What is needed ▸ Search the material below for the string "Nacional" and list each line that holds it.

Record set ▸
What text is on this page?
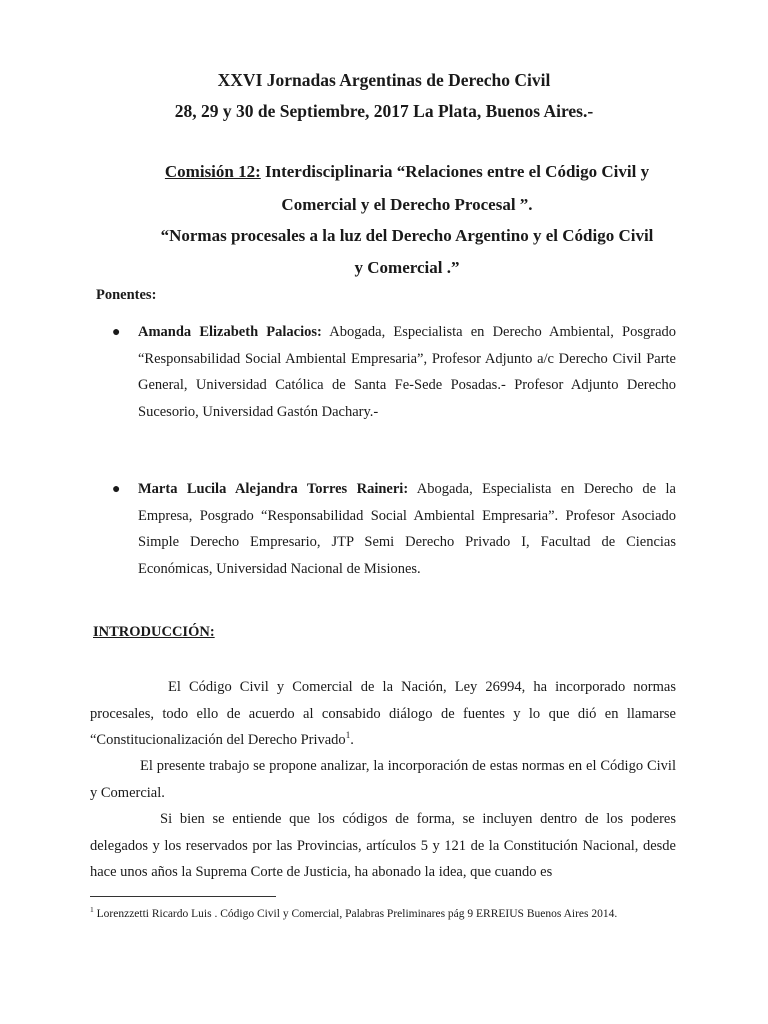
XXVI Jornadas Argentinas de Derecho Civil
28, 29 y 30 de Septiembre, 2017 La Plata, Buenos Aires.-
Comisión 12: Interdisciplinaria “Relaciones entre el Código Civil y
Comercial y el Derecho Procesal ”.
“Normas procesales a la luz del Derecho Argentino y el Código Civil
y Comercial .”
Ponentes:
● Amanda Elizabeth Palacios: Abogada, Especialista en Derecho Ambiental, Posgrado “Responsabilidad Social Ambiental Empresaria”, Profesor Adjunto a/c Derecho Civil Parte General, Universidad Católica de Santa Fe-Sede Posadas.- Profesor Adjunto Derecho Sucesorio, Universidad Gastón Dachary.-
● Marta Lucila Alejandra Torres Raineri: Abogada, Especialista en Derecho de la Empresa, Posgrado “Responsabilidad Social Ambiental Empresaria”. Profesor Asociado Simple Derecho Empresario, JTP Semi Derecho Privado I, Facultad de Ciencias Económicas, Universidad Nacional de Misiones.
INTRODUCCIÓN:
El Código Civil y Comercial de la Nación, Ley 26994, ha incorporado normas procesales, todo ello de acuerdo al consabido diálogo de fuentes y lo que dió en llamarse “Constitucionalización del Derecho Privado$^1$.
El presente trabajo se propone analizar, la incorporación de estas normas en el Código Civil y Comercial.
Si bien se entiende que los códigos de forma, se incluyen dentro de los poderes delegados y los reservados por las Provincias, artículos 5 y 121 de la Constitución Nacional, desde hace unos años la Suprema Corte de Justicia, ha abonado la idea, que cuando es
$^1$ Lorenzzetti Ricardo Luis . Código Civil y Comercial, Palabras Preliminares pág 9 ERREIUS Buenos Aires 2014.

Response for this exercise ▸
● Marta Lucila Alejandra Torres Raineri: Abogada, Especialista en Derecho de la Empresa, Posgrado “Responsabilidad Social Ambiental Empresaria”. Profesor Asociado Simple Derecho Empresario, JTP Semi Derecho Privado I, Facultad de Ciencias Económicas, Universidad Nacional de Misiones.
Si bien se entiende que los códigos de forma, se incluyen dentro de los poderes delegados y los reservados por las Provincias, artículos 5 y 121 de la Constitución Nacional, desde hace unos años la Suprema Corte de Justicia, ha abonado la idea, que cuando es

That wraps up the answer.